┌──

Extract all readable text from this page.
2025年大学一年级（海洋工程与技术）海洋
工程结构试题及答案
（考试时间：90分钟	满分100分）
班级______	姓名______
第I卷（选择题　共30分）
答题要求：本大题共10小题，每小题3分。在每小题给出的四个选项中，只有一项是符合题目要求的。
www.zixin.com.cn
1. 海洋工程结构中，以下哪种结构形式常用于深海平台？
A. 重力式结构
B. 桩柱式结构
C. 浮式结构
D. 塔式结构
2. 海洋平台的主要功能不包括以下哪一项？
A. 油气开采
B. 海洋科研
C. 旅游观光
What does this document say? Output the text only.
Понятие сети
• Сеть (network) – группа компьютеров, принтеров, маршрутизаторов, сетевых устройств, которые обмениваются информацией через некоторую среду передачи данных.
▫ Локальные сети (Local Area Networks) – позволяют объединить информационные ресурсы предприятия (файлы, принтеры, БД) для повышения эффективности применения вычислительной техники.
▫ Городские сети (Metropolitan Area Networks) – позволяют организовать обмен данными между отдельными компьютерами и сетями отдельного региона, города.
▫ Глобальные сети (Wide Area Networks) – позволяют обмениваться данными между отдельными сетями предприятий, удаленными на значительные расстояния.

└──

• Exercise task:
From the line holding "What does this" to the last line of the records, quote each line exactly and add nothing.

• Written answer:
What does this document say? Output the text only.
Понятие сети
• Сеть (network) – группа компьютеров, принтеров, маршрутизаторов, сетевых устройств, которые обмениваются информацией через некоторую среду передачи данных.
▫ Локальные сети (Local Area Networks) – позволяют объединить информационные ресурсы предприятия (файлы, принтеры, БД) для повышения эффективности применения вычислительной техники.
▫ Городские сети (Metropolitan Area Networks) – позволяют организовать обмен данными между отдельными компьютерами и сетями отдельного региона, города.
▫ Глобальные сети (Wide Area Networks) – позволяют обмениваться данными между отдельными сетями предприятий, удаленными на значительные расстояния.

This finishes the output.